#### Records provided:
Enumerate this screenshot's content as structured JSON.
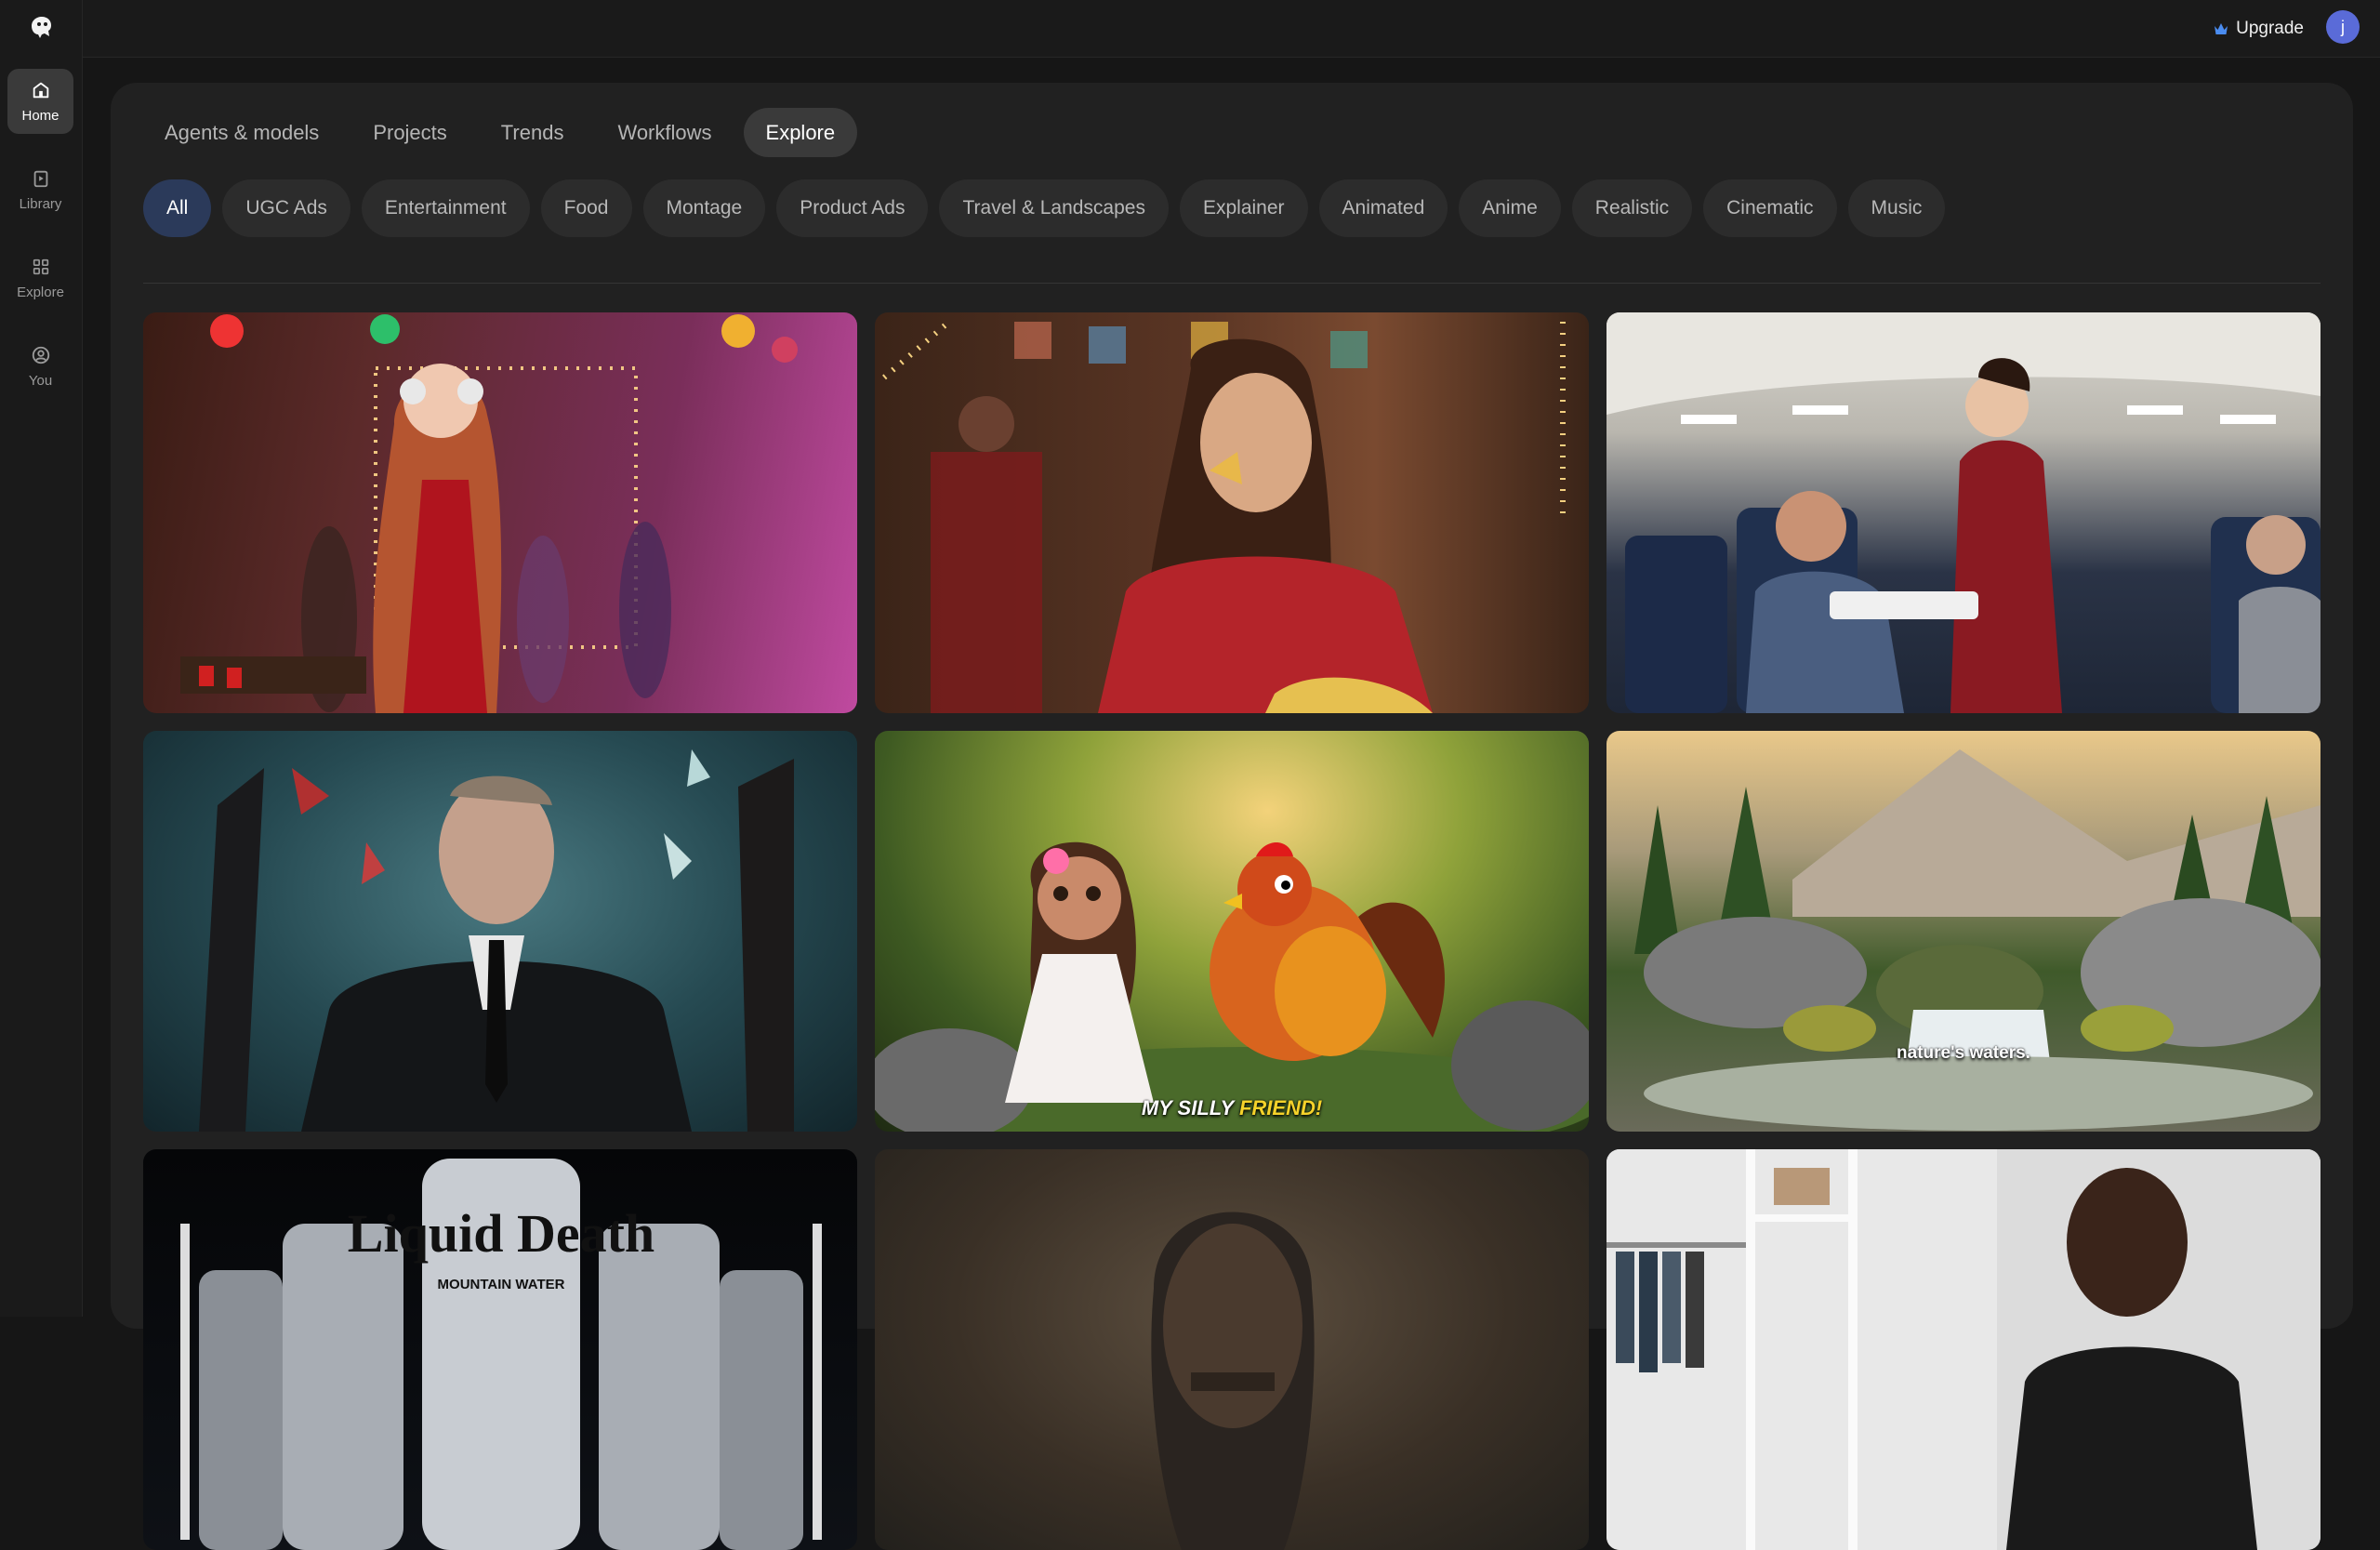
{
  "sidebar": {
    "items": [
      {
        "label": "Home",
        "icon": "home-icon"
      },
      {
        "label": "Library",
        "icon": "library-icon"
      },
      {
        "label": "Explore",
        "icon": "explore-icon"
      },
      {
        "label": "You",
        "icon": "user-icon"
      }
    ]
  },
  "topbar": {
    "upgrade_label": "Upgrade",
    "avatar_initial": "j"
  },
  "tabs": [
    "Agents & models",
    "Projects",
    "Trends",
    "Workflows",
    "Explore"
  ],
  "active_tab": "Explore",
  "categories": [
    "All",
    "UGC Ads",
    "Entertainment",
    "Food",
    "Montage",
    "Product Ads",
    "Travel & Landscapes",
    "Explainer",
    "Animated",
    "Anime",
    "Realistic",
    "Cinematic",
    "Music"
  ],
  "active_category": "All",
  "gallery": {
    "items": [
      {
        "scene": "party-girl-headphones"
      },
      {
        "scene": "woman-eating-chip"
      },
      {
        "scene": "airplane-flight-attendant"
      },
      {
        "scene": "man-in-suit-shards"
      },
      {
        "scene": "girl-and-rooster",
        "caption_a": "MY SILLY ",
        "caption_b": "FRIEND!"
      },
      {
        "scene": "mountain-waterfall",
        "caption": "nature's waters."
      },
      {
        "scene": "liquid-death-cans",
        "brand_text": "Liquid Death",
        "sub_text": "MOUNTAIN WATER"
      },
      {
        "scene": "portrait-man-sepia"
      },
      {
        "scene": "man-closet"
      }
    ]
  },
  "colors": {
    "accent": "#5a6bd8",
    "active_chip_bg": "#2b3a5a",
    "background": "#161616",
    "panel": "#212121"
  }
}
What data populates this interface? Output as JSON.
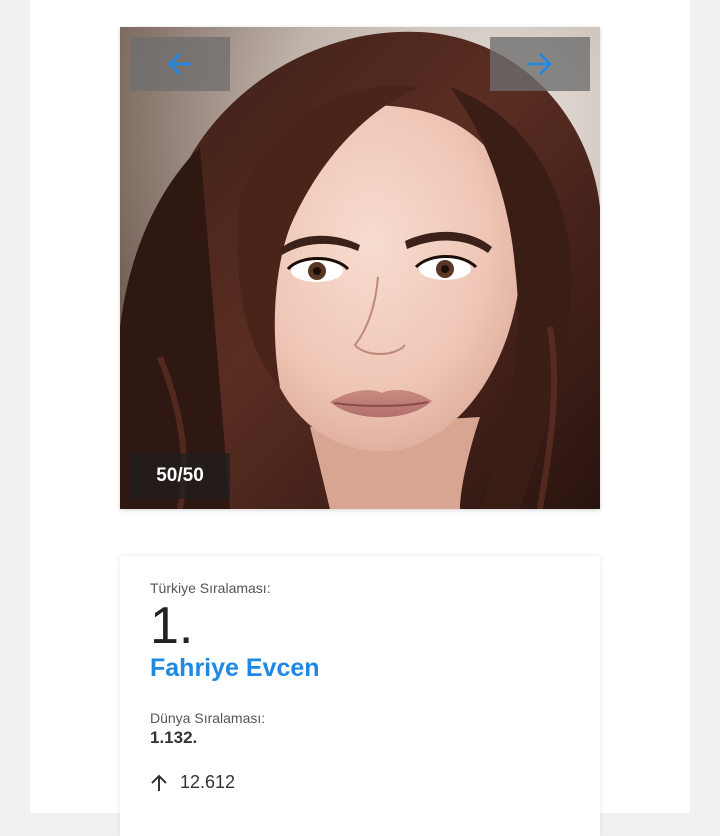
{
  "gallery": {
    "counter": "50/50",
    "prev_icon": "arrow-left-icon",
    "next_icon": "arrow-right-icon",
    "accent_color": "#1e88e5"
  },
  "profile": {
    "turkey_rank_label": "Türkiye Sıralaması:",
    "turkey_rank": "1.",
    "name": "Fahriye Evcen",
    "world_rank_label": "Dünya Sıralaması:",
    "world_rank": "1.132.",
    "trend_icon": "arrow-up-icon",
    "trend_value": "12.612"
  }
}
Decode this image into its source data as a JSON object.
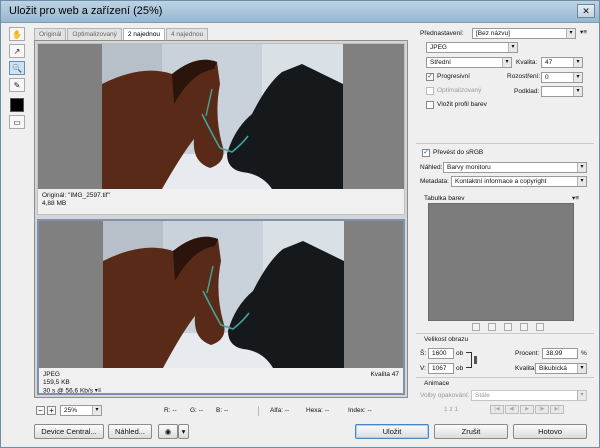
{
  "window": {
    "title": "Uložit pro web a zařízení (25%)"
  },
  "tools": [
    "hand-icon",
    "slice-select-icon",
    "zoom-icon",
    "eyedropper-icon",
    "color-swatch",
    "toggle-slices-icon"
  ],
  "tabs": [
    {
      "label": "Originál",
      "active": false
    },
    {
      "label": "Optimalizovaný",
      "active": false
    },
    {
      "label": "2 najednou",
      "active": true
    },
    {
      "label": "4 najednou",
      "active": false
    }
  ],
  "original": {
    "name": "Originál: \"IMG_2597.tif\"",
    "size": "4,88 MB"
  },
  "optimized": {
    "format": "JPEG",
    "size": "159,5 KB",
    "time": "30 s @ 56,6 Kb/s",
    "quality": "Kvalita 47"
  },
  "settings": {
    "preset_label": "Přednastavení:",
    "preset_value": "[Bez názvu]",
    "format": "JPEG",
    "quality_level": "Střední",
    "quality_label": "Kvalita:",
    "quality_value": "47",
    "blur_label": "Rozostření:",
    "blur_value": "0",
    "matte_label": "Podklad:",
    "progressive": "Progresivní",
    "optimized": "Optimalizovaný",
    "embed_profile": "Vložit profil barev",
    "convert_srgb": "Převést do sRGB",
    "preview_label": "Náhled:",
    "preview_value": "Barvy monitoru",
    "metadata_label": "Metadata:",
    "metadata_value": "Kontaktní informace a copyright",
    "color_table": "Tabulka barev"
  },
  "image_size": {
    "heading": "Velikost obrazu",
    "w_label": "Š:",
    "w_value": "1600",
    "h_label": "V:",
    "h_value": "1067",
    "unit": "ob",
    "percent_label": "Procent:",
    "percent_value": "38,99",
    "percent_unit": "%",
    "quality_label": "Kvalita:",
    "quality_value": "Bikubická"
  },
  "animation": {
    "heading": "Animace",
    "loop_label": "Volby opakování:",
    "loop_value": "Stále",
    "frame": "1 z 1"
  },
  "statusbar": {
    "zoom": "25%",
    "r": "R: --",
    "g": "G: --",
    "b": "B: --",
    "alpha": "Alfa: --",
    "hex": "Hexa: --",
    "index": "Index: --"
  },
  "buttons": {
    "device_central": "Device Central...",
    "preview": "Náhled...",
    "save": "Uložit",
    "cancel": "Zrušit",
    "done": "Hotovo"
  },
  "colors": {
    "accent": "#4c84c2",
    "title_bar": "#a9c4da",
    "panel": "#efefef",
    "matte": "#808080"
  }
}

#### Work to be completed:
Find every line in the entries that includes the word "barev", then state how many there are and nothing else.

#### Exercise response:
2